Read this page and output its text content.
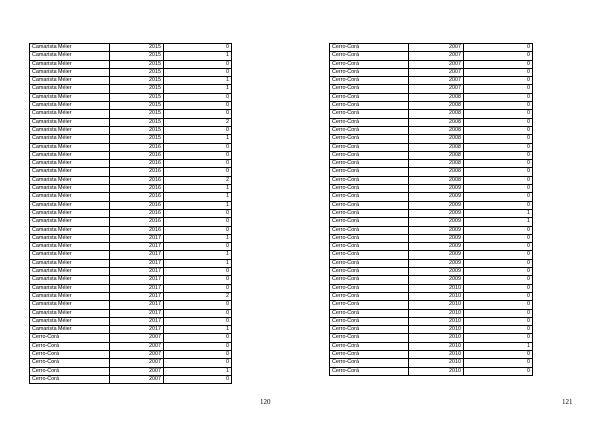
Camarista Méier	2015	0
Camarista Méier	2015	1
Camarista Méier	2015	0
Camarista Méier	2015	0
Camarista Méier	2015	1
Camarista Méier	2015	1
Camarista Méier	2015	0
Camarista Méier	2015	0
Camarista Méier	2015	0
Camarista Méier	2015	2
Camarista Méier	2015	0
Camarista Méier	2015	1
Camarista Méier	2016	0
Camarista Méier	2016	0
Camarista Méier	2016	0
Camarista Méier	2016	0
Camarista Méier	2016	2
Camarista Méier	2016	1
Camarista Méier	2016	1
Camarista Méier	2016	1
Camarista Méier	2016	0
Camarista Méier	2016	0
Camarista Méier	2016	0
Camarista Méier	2017	1
Camarista Méier	2017	0
Camarista Méier	2017	1
Camarista Méier	2017	1
Camarista Méier	2017	0
Camarista Méier	2017	0
Camarista Méier	2017	0
Camarista Méier	2017	2
Camarista Méier	2017	0
Camarista Méier	2017	0
Camarista Méier	2017	0
Camarista Méier	2017	1
Cerro-Corá	2007	0
Cerro-Corá	2007	0
Cerro-Corá	2007	0
Cerro-Corá	2007	0
Cerro-Corá	2007	1
Cerro-Corá	2007	0
Cerro-Corá	2007	0
Cerro-Corá	2007	0
Cerro-Corá	2007	0
Cerro-Corá	2007	0
Cerro-Corá	2007	0
Cerro-Corá	2007	0
Cerro-Corá	2008	0
Cerro-Corá	2008	0
Cerro-Corá	2008	0
Cerro-Corá	2008	0
Cerro-Corá	2008	0
Cerro-Corá	2008	0
Cerro-Corá	2008	0
Cerro-Corá	2008	0
Cerro-Corá	2008	0
Cerro-Corá	2008	0
Cerro-Corá	2008	0
Cerro-Corá	2009	0
Cerro-Corá	2009	0
Cerro-Corá	2009	0
Cerro-Corá	2009	1
Cerro-Corá	2009	1
Cerro-Corá	2009	0
Cerro-Corá	2009	0
Cerro-Corá	2009	0
Cerro-Corá	2009	0
Cerro-Corá	2009	0
Cerro-Corá	2009	0
Cerro-Corá	2009	0
Cerro-Corá	2010	0
Cerro-Corá	2010	0
Cerro-Corá	2010	0
Cerro-Corá	2010	0
Cerro-Corá	2010	0
Cerro-Corá	2010	0
Cerro-Corá	2010	0
Cerro-Corá	2010	1
Cerro-Corá	2010	0
Cerro-Corá	2010	0
Cerro-Corá	2010	0
120	121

# What is being asked
Every entry should be returned exactly as written, minus the pictures.

# Result
Read this page and output its text content.
Camarista Méier	2015	0
Camarista Méier	2015	1
Camarista Méier	2015	0
Camarista Méier	2015	0
Camarista Méier	2015	1
Camarista Méier	2015	1
Camarista Méier	2015	0
Camarista Méier	2015	0
Camarista Méier	2015	0
Camarista Méier	2015	2
Camarista Méier	2015	0
Camarista Méier	2015	1
Camarista Méier	2016	0
Camarista Méier	2016	0
Camarista Méier	2016	0
Camarista Méier	2016	0
Camarista Méier	2016	2
Camarista Méier	2016	1
Camarista Méier	2016	1
Camarista Méier	2016	1
Camarista Méier	2016	0
Camarista Méier	2016	0
Camarista Méier	2016	0
Camarista Méier	2017	1
Camarista Méier	2017	0
Camarista Méier	2017	1
Camarista Méier	2017	1
Camarista Méier	2017	0
Camarista Méier	2017	0
Camarista Méier	2017	0
Camarista Méier	2017	2
Camarista Méier	2017	0
Camarista Méier	2017	0
Camarista Méier	2017	0
Camarista Méier	2017	1
Cerro-Corá	2007	0
Cerro-Corá	2007	0
Cerro-Corá	2007	0
Cerro-Corá	2007	0
Cerro-Corá	2007	1
Cerro-Corá	2007	0
Cerro-Corá	2007	0
Cerro-Corá	2007	0
Cerro-Corá	2007	0
Cerro-Corá	2007	0
Cerro-Corá	2007	0
Cerro-Corá	2007	0
Cerro-Corá	2008	0
Cerro-Corá	2008	0
Cerro-Corá	2008	0
Cerro-Corá	2008	0
Cerro-Corá	2008	0
Cerro-Corá	2008	0
Cerro-Corá	2008	0
Cerro-Corá	2008	0
Cerro-Corá	2008	0
Cerro-Corá	2008	0
Cerro-Corá	2008	0
Cerro-Corá	2009	0
Cerro-Corá	2009	0
Cerro-Corá	2009	0
Cerro-Corá	2009	1
Cerro-Corá	2009	1
Cerro-Corá	2009	0
Cerro-Corá	2009	0
Cerro-Corá	2009	0
Cerro-Corá	2009	0
Cerro-Corá	2009	0
Cerro-Corá	2009	0
Cerro-Corá	2009	0
Cerro-Corá	2010	0
Cerro-Corá	2010	0
Cerro-Corá	2010	0
Cerro-Corá	2010	0
Cerro-Corá	2010	0
Cerro-Corá	2010	0
Cerro-Corá	2010	0
Cerro-Corá	2010	1
Cerro-Corá	2010	0
Cerro-Corá	2010	0
Cerro-Corá	2010	0
120	121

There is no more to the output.